Work required: Duplicate the listing word for word, starting at its first line and ending with the line that contains "- x-tick-label: 320: [288, 673, 306, 685]", both included.

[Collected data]
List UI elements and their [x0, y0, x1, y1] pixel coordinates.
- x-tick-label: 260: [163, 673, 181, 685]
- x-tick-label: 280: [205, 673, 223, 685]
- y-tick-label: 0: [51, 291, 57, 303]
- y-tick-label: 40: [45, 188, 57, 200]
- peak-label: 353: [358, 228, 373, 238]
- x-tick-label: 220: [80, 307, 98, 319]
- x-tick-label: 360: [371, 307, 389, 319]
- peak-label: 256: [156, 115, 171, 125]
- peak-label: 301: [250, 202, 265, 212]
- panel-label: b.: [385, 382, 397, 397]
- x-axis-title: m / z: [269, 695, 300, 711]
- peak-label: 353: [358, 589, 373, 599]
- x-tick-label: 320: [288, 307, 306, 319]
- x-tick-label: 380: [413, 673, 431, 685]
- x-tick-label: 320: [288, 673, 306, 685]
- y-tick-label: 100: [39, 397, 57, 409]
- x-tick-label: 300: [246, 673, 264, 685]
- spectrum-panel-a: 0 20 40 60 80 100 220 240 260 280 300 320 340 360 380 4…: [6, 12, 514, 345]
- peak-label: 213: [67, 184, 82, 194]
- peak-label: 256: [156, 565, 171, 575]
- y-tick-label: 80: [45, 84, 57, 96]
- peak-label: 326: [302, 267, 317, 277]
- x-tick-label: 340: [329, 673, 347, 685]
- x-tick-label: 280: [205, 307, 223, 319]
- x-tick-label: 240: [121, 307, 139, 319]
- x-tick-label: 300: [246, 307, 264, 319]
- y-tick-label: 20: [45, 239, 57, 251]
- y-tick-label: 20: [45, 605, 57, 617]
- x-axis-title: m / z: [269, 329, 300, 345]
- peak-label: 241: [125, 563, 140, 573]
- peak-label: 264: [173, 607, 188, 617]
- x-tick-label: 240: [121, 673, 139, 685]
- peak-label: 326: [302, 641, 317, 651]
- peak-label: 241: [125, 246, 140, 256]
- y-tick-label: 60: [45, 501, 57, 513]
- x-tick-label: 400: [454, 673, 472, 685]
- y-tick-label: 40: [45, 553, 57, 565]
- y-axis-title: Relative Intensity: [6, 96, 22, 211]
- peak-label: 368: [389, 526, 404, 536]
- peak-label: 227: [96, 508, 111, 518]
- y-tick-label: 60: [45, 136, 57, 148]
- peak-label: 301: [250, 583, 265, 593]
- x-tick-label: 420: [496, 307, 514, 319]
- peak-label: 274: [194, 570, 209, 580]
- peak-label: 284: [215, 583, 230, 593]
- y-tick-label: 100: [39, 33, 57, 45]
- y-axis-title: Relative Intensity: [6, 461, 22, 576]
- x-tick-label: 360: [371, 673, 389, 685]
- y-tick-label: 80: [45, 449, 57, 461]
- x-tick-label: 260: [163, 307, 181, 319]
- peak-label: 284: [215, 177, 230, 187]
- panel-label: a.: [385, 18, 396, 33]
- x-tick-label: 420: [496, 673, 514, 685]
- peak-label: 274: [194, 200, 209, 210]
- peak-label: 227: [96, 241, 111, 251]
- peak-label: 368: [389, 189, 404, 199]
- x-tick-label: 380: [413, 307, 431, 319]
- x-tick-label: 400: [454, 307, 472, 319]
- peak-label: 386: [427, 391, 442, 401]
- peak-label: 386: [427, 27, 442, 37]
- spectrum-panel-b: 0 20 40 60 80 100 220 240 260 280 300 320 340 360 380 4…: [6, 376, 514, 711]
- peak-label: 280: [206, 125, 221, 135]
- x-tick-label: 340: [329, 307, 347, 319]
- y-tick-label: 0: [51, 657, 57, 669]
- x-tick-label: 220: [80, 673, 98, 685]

In response:
List UI elements and their [x0, y0, x1, y1] pixel coordinates.
- x-tick-label: 260: [163, 673, 181, 685]
- x-tick-label: 280: [205, 673, 223, 685]
- y-tick-label: 0: [51, 291, 57, 303]
- y-tick-label: 40: [45, 188, 57, 200]
- peak-label: 353: [358, 228, 373, 238]
- x-tick-label: 220: [80, 307, 98, 319]
- x-tick-label: 360: [371, 307, 389, 319]
- peak-label: 256: [156, 115, 171, 125]
- peak-label: 301: [250, 202, 265, 212]
- panel-label: b.: [385, 382, 397, 397]
- x-axis-title: m / z: [269, 695, 300, 711]
- peak-label: 353: [358, 589, 373, 599]
- x-tick-label: 320: [288, 307, 306, 319]
- x-tick-label: 380: [413, 673, 431, 685]
- x-tick-label: 320: [288, 673, 306, 685]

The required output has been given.